Written task: Copy every entry precisely.

Material to process:
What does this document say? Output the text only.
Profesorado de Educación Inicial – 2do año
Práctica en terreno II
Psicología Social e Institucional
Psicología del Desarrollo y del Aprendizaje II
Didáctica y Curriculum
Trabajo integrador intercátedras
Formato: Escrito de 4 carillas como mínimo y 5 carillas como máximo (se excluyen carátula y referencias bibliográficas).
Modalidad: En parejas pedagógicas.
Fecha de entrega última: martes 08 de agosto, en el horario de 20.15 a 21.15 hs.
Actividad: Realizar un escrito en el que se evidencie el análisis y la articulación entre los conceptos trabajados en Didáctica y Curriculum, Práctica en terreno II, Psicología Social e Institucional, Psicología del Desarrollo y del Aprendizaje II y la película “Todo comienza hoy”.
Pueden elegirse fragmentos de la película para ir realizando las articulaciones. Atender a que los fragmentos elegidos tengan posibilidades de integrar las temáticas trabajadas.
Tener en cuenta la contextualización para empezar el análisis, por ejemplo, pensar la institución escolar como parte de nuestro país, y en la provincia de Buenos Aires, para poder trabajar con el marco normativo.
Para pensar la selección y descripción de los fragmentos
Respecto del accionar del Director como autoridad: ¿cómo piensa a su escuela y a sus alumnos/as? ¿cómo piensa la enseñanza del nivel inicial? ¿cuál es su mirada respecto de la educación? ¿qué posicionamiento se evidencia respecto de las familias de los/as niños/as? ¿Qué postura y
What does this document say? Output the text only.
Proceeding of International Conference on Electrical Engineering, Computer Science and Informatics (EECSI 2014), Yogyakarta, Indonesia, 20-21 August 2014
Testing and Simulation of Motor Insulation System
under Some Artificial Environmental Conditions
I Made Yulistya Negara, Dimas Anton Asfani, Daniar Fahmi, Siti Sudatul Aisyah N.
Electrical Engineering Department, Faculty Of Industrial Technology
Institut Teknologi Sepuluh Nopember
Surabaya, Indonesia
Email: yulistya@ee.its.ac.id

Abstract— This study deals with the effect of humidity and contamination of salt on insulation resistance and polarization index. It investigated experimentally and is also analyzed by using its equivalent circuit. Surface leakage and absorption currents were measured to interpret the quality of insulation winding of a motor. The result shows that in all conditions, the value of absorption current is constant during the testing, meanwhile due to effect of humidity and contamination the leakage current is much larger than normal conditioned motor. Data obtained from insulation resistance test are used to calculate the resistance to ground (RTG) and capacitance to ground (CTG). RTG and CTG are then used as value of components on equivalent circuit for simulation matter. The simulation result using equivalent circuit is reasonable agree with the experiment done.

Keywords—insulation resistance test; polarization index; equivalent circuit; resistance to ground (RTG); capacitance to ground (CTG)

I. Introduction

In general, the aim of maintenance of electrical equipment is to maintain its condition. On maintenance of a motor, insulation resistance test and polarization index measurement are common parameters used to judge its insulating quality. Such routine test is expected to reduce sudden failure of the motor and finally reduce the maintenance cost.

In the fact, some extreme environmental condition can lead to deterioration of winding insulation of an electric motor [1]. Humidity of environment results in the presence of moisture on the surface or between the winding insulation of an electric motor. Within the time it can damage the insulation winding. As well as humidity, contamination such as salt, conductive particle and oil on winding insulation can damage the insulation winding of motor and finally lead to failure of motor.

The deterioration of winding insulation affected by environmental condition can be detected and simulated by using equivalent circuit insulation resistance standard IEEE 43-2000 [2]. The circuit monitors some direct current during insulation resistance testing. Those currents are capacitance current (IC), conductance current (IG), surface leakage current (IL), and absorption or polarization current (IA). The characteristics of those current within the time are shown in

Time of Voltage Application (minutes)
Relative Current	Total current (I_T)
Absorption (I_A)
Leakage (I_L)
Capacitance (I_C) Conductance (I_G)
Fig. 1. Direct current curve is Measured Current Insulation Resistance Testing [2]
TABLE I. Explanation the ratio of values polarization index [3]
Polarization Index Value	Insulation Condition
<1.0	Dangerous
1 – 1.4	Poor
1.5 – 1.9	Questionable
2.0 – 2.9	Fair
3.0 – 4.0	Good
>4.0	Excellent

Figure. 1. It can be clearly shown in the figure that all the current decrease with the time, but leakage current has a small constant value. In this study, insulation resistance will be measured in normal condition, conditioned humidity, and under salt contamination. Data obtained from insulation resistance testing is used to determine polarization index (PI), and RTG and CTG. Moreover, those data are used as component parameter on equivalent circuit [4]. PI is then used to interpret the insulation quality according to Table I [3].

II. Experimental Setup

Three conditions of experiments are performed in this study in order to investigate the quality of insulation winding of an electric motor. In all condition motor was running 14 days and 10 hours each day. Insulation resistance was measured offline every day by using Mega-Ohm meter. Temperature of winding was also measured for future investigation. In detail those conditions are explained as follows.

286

Answer for the task:
What does this document say? Output the text only.
Profesorado de Educación Inicial – 2do año
Práctica en terreno II
Psicología Social e Institucional
Psicología del Desarrollo y del Aprendizaje II
Didáctica y Curriculum
Trabajo integrador intercátedras
Formato: Escrito de 4 carillas como mínimo y 5 carillas como máximo (se excluyen carátula y referencias bibliográficas).
Modalidad: En parejas pedagógicas.
Fecha de entrega última: martes 08 de agosto, en el horario de 20.15 a 21.15 hs.
Actividad: Realizar un escrito en el que se evidencie el análisis y la articulación entre los conceptos trabajados en Didáctica y Curriculum, Práctica en terreno II, Psicología Social e Institucional, Psicología del Desarrollo y del Aprendizaje II y la película “Todo comienza hoy”.
Pueden elegirse fragmentos de la película para ir realizando las articulaciones. Atender a que los fragmentos elegidos tengan posibilidades de integrar las temáticas trabajadas.
Tener en cuenta la contextualización para empezar el análisis, por ejemplo, pensar la institución escolar como parte de nuestro país, y en la provincia de Buenos Aires, para poder trabajar con el marco normativo.
Para pensar la selección y descripción de los fragmentos
Respecto del accionar del Director como autoridad: ¿cómo piensa a su escuela y a sus alumnos/as? ¿cómo piensa la enseñanza del nivel inicial? ¿cuál es su mirada respecto de la educación? ¿qué posicionamiento se evidencia respecto de las familias de los/as niños/as? ¿Qué postura y
What does this document say? Output the text only.
Proceeding of International Conference on Electrical Engineering, Computer Science and Informatics (EECSI 2014), Yogyakarta, Indonesia, 20-21 August 2014
Testing and Simulation of Motor Insulation System
under Some Artificial Environmental Conditions
I Made Yulistya Negara, Dimas Anton Asfani, Daniar Fahmi, Siti Sudatul Aisyah N.
Electrical Engineering Department, Faculty Of Industrial Technology
Institut Teknologi Sepuluh Nopember
Surabaya, Indonesia
Email: yulistya@ee.its.ac.id

Abstract— This study deals with the effect of humidity and contamination of salt on insulation resistance and polarization index. It investigated experimentally and is also analyzed by using its equivalent circuit. Surface leakage and absorption currents were measured to interpret the quality of insulation winding of a motor. The result shows that in all conditions, the value of absorption current is constant during the testing, meanwhile due to effect of humidity and contamination the leakage current is much larger than normal conditioned motor. Data obtained from insulation resistance test are used to calculate the resistance to ground (RTG) and capacitance to ground (CTG). RTG and CTG are then used as value of components on equivalent circuit for simulation matter. The simulation result using equivalent circuit is reasonable agree with the experiment done.

Keywords—insulation resistance test; polarization index; equivalent circuit; resistance to ground (RTG); capacitance to ground (CTG)

I. Introduction

In general, the aim of maintenance of electrical equipment is to maintain its condition. On maintenance of a motor, insulation resistance test and polarization index measurement are common parameters used to judge its insulating quality. Such routine test is expected to reduce sudden failure of the motor and finally reduce the maintenance cost.

In the fact, some extreme environmental condition can lead to deterioration of winding insulation of an electric motor [1]. Humidity of environment results in the presence of moisture on the surface or between the winding insulation of an electric motor. Within the time it can damage the insulation winding. As well as humidity, contamination such as salt, conductive particle and oil on winding insulation can damage the insulation winding of motor and finally lead to failure of motor.

The deterioration of winding insulation affected by environmental condition can be detected and simulated by using equivalent circuit insulation resistance standard IEEE 43-2000 [2]. The circuit monitors some direct current during insulation resistance testing. Those currents are capacitance current (IC), conductance current (IG), surface leakage current (IL), and absorption or polarization current (IA). The characteristics of those current within the time are shown in

Time of Voltage Application (minutes)
Relative Current	Total current (I_T)
Absorption (I_A)
Leakage (I_L)
Capacitance (I_C) Conductance (I_G)
Fig. 1. Direct current curve is Measured Current Insulation Resistance Testing [2]
TABLE I. Explanation the ratio of values polarization index [3]
Polarization Index Value	Insulation Condition
<1.0	Dangerous
1 – 1.4	Poor
1.5 – 1.9	Questionable
2.0 – 2.9	Fair
3.0 – 4.0	Good
>4.0	Excellent

Figure. 1. It can be clearly shown in the figure that all the current decrease with the time, but leakage current has a small constant value. In this study, insulation resistance will be measured in normal condition, conditioned humidity, and under salt contamination. Data obtained from insulation resistance testing is used to determine polarization index (PI), and RTG and CTG. Moreover, those data are used as component parameter on equivalent circuit [4]. PI is then used to interpret the insulation quality according to Table I [3].

II. Experimental Setup

Three conditions of experiments are performed in this study in order to investigate the quality of insulation winding of an electric motor. In all condition motor was running 14 days and 10 hours each day. Insulation resistance was measured offline every day by using Mega-Ohm meter. Temperature of winding was also measured for future investigation. In detail those conditions are explained as follows.

286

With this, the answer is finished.